## Exercise aim
Rewrite the lines in the rows below as a Markdown table with the columns "No." and "Entry", omitting blank lines. Begin at the line that has "field-label: 背景图 [17,680,66,699]" and stop after the line that has "status-bar: 下午1:41 HD HD 75 [0,0,443,36]".

Annotated element entries:
## Begin
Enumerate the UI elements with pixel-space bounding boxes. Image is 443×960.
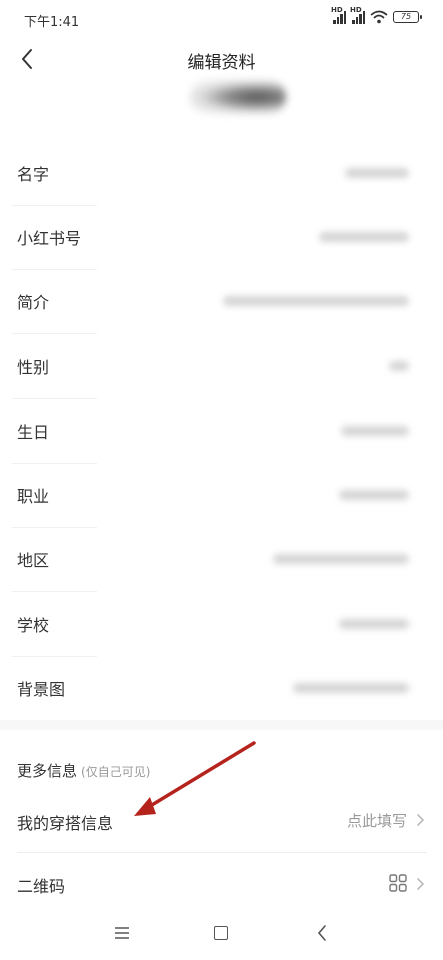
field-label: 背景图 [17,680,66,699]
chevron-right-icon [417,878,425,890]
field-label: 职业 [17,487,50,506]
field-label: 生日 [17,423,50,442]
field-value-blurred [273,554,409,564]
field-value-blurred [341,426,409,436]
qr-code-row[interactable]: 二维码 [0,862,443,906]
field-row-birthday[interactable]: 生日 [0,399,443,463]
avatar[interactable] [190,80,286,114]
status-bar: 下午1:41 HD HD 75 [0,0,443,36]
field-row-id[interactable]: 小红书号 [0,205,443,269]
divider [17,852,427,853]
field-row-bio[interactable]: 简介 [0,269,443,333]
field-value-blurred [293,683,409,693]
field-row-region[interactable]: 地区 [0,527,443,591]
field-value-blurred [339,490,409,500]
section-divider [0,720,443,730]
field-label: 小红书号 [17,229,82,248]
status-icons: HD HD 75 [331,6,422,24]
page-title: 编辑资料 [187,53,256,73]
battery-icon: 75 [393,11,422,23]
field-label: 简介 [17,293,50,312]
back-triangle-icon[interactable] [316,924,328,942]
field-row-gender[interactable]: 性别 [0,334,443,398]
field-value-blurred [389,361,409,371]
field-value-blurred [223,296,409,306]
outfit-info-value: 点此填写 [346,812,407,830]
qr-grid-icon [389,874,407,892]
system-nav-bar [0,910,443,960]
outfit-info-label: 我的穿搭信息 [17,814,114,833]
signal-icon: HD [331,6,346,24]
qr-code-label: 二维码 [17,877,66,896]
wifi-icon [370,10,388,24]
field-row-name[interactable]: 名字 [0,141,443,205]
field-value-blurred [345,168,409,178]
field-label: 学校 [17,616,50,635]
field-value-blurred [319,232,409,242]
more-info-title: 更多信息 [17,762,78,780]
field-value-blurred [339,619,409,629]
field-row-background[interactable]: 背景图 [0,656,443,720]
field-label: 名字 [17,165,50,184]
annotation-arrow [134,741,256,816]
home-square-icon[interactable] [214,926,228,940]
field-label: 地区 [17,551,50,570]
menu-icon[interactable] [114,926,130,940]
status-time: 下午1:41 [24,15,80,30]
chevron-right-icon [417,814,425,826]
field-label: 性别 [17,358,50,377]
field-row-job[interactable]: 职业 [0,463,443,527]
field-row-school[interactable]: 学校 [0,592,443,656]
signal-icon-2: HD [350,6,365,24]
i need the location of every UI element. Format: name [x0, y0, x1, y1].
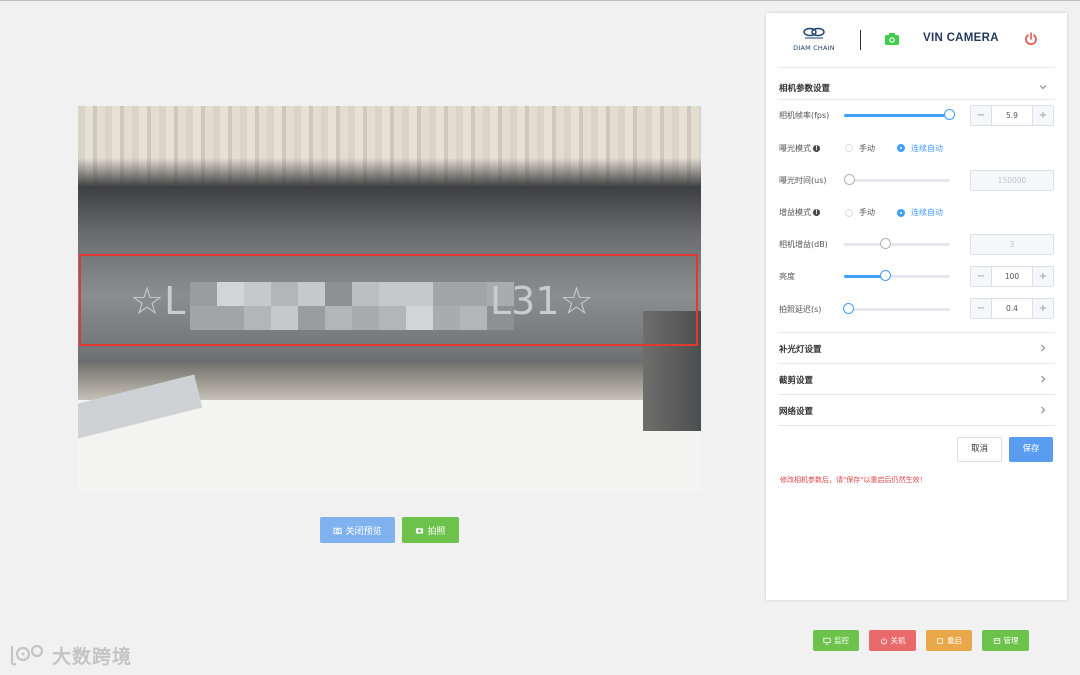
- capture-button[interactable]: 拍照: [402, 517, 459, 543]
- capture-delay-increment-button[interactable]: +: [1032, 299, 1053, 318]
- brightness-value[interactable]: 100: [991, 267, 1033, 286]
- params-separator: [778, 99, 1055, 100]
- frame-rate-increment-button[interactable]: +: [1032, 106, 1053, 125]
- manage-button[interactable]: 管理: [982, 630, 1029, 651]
## End
## The response
| No. | Entry |
|---|---|
| 1 | field-label: 背景图 [17,680,66,699] |
| 2 | chevron-right-icon [417,878,425,890] |
| 3 | field-label: 职业 [17,487,50,506] |
| 4 | field-label: 生日 [17,423,50,442] |
| 5 | field-value-blurred [273,554,409,564] |
| 6 | field-value-blurred [341,426,409,436] |
| 7 | qr-code-row[interactable]: 二维码 [0,862,443,906] |
| 8 | field-row-birthday[interactable]: 生日 [0,399,443,463] |
| 9 | avatar[interactable] [190,80,286,114] |
| 10 | status-bar: 下午1:41 HD HD 75 [0,0,443,36] |